* start *
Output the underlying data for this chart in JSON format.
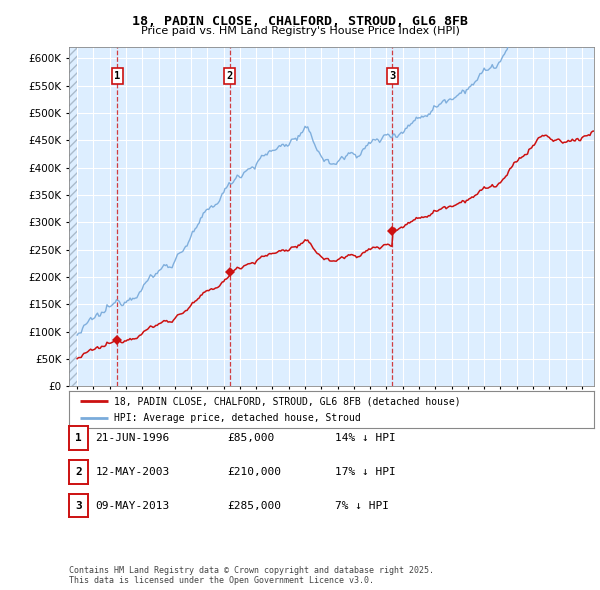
{
  "title_line1": "18, PADIN CLOSE, CHALFORD, STROUD, GL6 8FB",
  "title_line2": "Price paid vs. HM Land Registry's House Price Index (HPI)",
  "ylim": [
    0,
    620000
  ],
  "yticks": [
    0,
    50000,
    100000,
    150000,
    200000,
    250000,
    300000,
    350000,
    400000,
    450000,
    500000,
    550000,
    600000
  ],
  "xlim_start": 1993.5,
  "xlim_end": 2025.75,
  "hpi_color": "#7aabdb",
  "price_color": "#cc1111",
  "background_color": "#ddeeff",
  "grid_color": "#ffffff",
  "sale_dates": [
    1996.47,
    2003.36,
    2013.36
  ],
  "sale_prices": [
    85000,
    210000,
    285000
  ],
  "sale_labels": [
    "1",
    "2",
    "3"
  ],
  "legend_line1": "18, PADIN CLOSE, CHALFORD, STROUD, GL6 8FB (detached house)",
  "legend_line2": "HPI: Average price, detached house, Stroud",
  "table_rows": [
    [
      "1",
      "21-JUN-1996",
      "£85,000",
      "14% ↓ HPI"
    ],
    [
      "2",
      "12-MAY-2003",
      "£210,000",
      "17% ↓ HPI"
    ],
    [
      "3",
      "09-MAY-2013",
      "£285,000",
      "7% ↓ HPI"
    ]
  ],
  "footnote": "Contains HM Land Registry data © Crown copyright and database right 2025.\nThis data is licensed under the Open Government Licence v3.0."
}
* end *
■ Task goal ■
Restate each of the entries above word for word and skip every image.

■ Solution for this problem ■
Output the underlying data for this chart in JSON format.
{
  "title_line1": "18, PADIN CLOSE, CHALFORD, STROUD, GL6 8FB",
  "title_line2": "Price paid vs. HM Land Registry's House Price Index (HPI)",
  "ylim": [
    0,
    620000
  ],
  "yticks": [
    0,
    50000,
    100000,
    150000,
    200000,
    250000,
    300000,
    350000,
    400000,
    450000,
    500000,
    550000,
    600000
  ],
  "xlim_start": 1993.5,
  "xlim_end": 2025.75,
  "hpi_color": "#7aabdb",
  "price_color": "#cc1111",
  "background_color": "#ddeeff",
  "grid_color": "#ffffff",
  "sale_dates": [
    1996.47,
    2003.36,
    2013.36
  ],
  "sale_prices": [
    85000,
    210000,
    285000
  ],
  "sale_labels": [
    "1",
    "2",
    "3"
  ],
  "legend_line1": "18, PADIN CLOSE, CHALFORD, STROUD, GL6 8FB (detached house)",
  "legend_line2": "HPI: Average price, detached house, Stroud",
  "table_rows": [
    [
      "1",
      "21-JUN-1996",
      "£85,000",
      "14% ↓ HPI"
    ],
    [
      "2",
      "12-MAY-2003",
      "£210,000",
      "17% ↓ HPI"
    ],
    [
      "3",
      "09-MAY-2013",
      "£285,000",
      "7% ↓ HPI"
    ]
  ],
  "footnote": "Contains HM Land Registry data © Crown copyright and database right 2025.\nThis data is licensed under the Open Government Licence v3.0."
}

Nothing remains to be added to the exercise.